▸ PROMPT: Everything in the records is to be written out exactly, except the pictures.

▼

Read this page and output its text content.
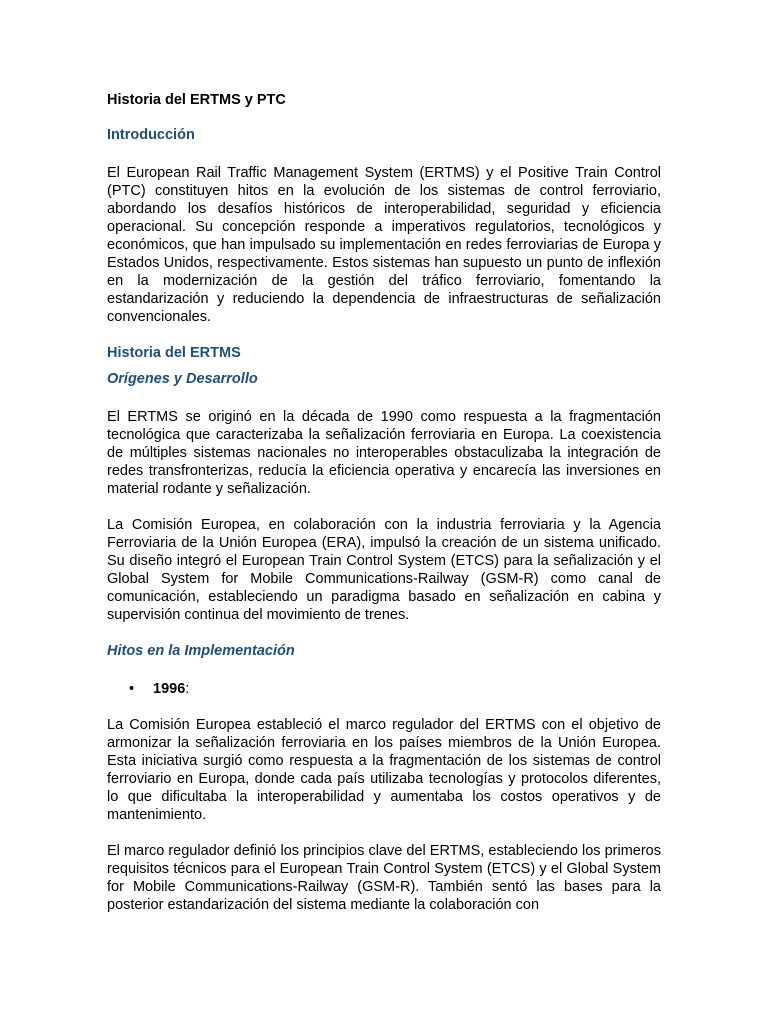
Historia del ERTMS y PTC
Introducción

El European Rail Traffic Management System (ERTMS) y el Positive Train Control (PTC) constituyen hitos en la evolución de los sistemas de control ferroviario, abordando los desafíos históricos de interoperabilidad, seguridad y eficiencia operacional. Su concepción responde a imperativos regulatorios, tecnológicos y económicos, que han impulsado su implementación en redes ferroviarias de Europa y Estados Unidos, respectivamente. Estos sistemas han supuesto un punto de inflexión en la modernización de la gestión del tráfico ferroviario, fomentando la estandarización y reduciendo la dependencia de infraestructuras de señalización convencionales.

Historia del ERTMS
Orígenes y Desarrollo

El ERTMS se originó en la década de 1990 como respuesta a la fragmentación tecnológica que caracterizaba la señalización ferroviaria en Europa. La coexistencia de múltiples sistemas nacionales no interoperables obstaculizaba la integración de redes transfronterizas, reducía la eficiencia operativa y encarecía las inversiones en material rodante y señalización.

La Comisión Europea, en colaboración con la industria ferroviaria y la Agencia Ferroviaria de la Unión Europea (ERA), impulsó la creación de un sistema unificado. Su diseño integró el European Train Control System (ETCS) para la señalización y el Global System for Mobile Communications-Railway (GSM-R) como canal de comunicación, estableciendo un paradigma basado en señalización en cabina y supervisión continua del movimiento de trenes.

Hitos en la Implementación
• 1996:

La Comisión Europea estableció el marco regulador del ERTMS con el objetivo de armonizar la señalización ferroviaria en los países miembros de la Unión Europea. Esta iniciativa surgió como respuesta a la fragmentación de los sistemas de control ferroviario en Europa, donde cada país utilizaba tecnologías y protocolos diferentes, lo que dificultaba la interoperabilidad y aumentaba los costos operativos y de mantenimiento.

El marco regulador definió los principios clave del ERTMS, estableciendo los primeros requisitos técnicos para el European Train Control System (ETCS) y el Global System for Mobile Communications-Railway (GSM-R). También sentó las bases para la posterior estandarización del sistema mediante la colaboración con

▲

▸ ANSWER SPACE:
Read this page and output its text content.
Historia del ERTMS y PTC
Introducción

El European Rail Traffic Management System (ERTMS) y el Positive Train Control (PTC) constituyen hitos en la evolución de los sistemas de control ferroviario, abordando los desafíos históricos de interoperabilidad, seguridad y eficiencia operacional. Su concepción responde a imperativos regulatorios, tecnológicos y económicos, que han impulsado su implementación en redes ferroviarias de Europa y Estados Unidos, respectivamente. Estos sistemas han supuesto un punto de inflexión en la modernización de la gestión del tráfico ferroviario, fomentando la estandarización y reduciendo la dependencia de infraestructuras de señalización convencionales.

Historia del ERTMS
Orígenes y Desarrollo

El ERTMS se originó en la década de 1990 como respuesta a la fragmentación tecnológica que caracterizaba la señalización ferroviaria en Europa. La coexistencia de múltiples sistemas nacionales no interoperables obstaculizaba la integración de redes transfronterizas, reducía la eficiencia operativa y encarecía las inversiones en material rodante y señalización.

La Comisión Europea, en colaboración con la industria ferroviaria y la Agencia Ferroviaria de la Unión Europea (ERA), impulsó la creación de un sistema unificado. Su diseño integró el European Train Control System (ETCS) para la señalización y el Global System for Mobile Communications-Railway (GSM-R) como canal de comunicación, estableciendo un paradigma basado en señalización en cabina y supervisión continua del movimiento de trenes.

Hitos en la Implementación
• 1996:

La Comisión Europea estableció el marco regulador del ERTMS con el objetivo de armonizar la señalización ferroviaria en los países miembros de la Unión Europea. Esta iniciativa surgió como respuesta a la fragmentación de los sistemas de control ferroviario en Europa, donde cada país utilizaba tecnologías y protocolos diferentes, lo que dificultaba la interoperabilidad y aumentaba los costos operativos y de mantenimiento.

El marco regulador definió los principios clave del ERTMS, estableciendo los primeros requisitos técnicos para el European Train Control System (ETCS) y el Global System for Mobile Communications-Railway (GSM-R). También sentó las bases para la posterior estandarización del sistema mediante la colaboración con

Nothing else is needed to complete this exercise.